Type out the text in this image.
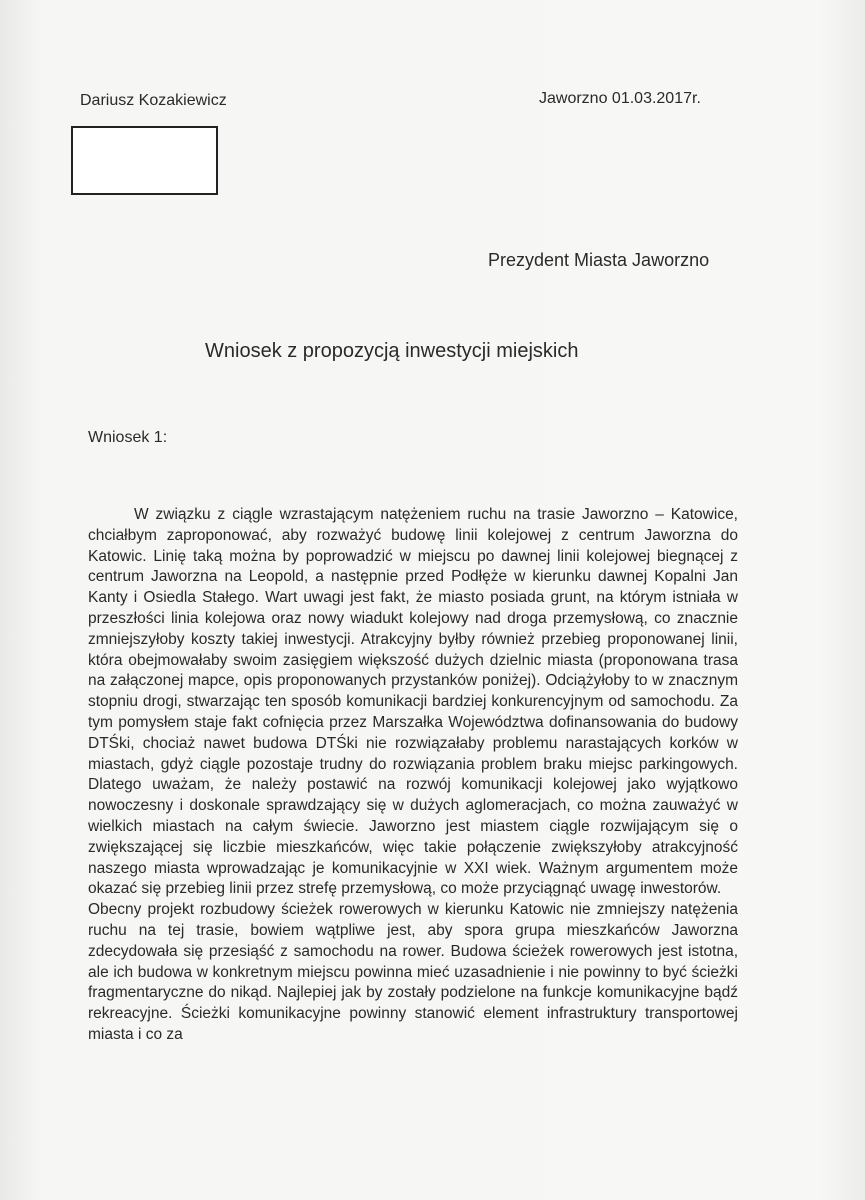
Dariusz Kozakiewicz	Jaworzno 01.03.2017r.
Prezydent Miasta Jaworzno
Wniosek z propozycją inwestycji miejskich
Wniosek 1:

W związku z ciągle wzrastającym natężeniem ruchu na trasie Jaworzno – Katowice, chciałbym zaproponować, aby rozważyć budowę linii kolejowej z centrum Jaworzna do Katowic. Linię taką można by poprowadzić w miejscu po dawnej linii kolejowej biegnącej z centrum Jaworzna na Leopold, a następnie przed Podłęże w kierunku dawnej Kopalni Jan Kanty i Osiedla Stałego. Wart uwagi jest fakt, że miasto posiada grunt, na którym istniała w przeszłości linia kolejowa oraz nowy wiadukt kolejowy nad droga przemysłową, co znacznie zmniejszyłoby koszty takiej inwestycji. Atrakcyjny byłby również przebieg proponowanej linii, która obejmowałaby swoim zasięgiem większość dużych dzielnic miasta (proponowana trasa na załączonej mapce, opis proponowanych przystanków poniżej). Odciążyłoby to w znacznym stopniu drogi, stwarzając ten sposób komunikacji bardziej konkurencyjnym od samochodu. Za tym pomysłem staje fakt cofnięcia przez Marszałka Województwa dofinansowania do budowy DTŚki, chociaż nawet budowa DTŚki nie rozwiązałaby problemu narastających korków w miastach, gdyż ciągle pozostaje trudny do rozwiązania problem braku miejsc parkingowych. Dlatego uważam, że należy postawić na rozwój komunikacji kolejowej jako wyjątkowo nowoczesny i doskonale sprawdzający się w dużych aglomeracjach, co można zauważyć w wielkich miastach na całym świecie. Jaworzno jest miastem ciągle rozwijającym się o zwiększającej się liczbie mieszkańców, więc takie połączenie zwiększyłoby atrakcyjność naszego miasta wprowadzając je komunikacyjnie w XXI wiek. Ważnym argumentem może okazać się przebieg linii przez strefę przemysłową, co może przyciągnąć uwagę inwestorów.

Obecny projekt rozbudowy ścieżek rowerowych w kierunku Katowic nie zmniejszy natężenia ruchu na tej trasie, bowiem wątpliwe jest, aby spora grupa mieszkańców Jaworzna zdecydowała się przesiąść z samochodu na rower. Budowa ścieżek rowerowych jest istotna, ale ich budowa w konkretnym miejscu powinna mieć uzasadnienie i nie powinny to być ścieżki fragmentaryczne do nikąd. Najlepiej jak by zostały podzielone na funkcje komunikacyjne bądź rekreacyjne. Ścieżki komunikacyjne powinny stanowić element infrastruktury transportowej miasta i co za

┄┄┄┄┄┄┄┄┄┄┄┄┄┄┄┄┄┄┄┄

In the entries above, find each line with the string "Wniosek" and copy it.

**Result of the task:**
Wniosek z propozycją inwestycji miejskich
Wniosek 1:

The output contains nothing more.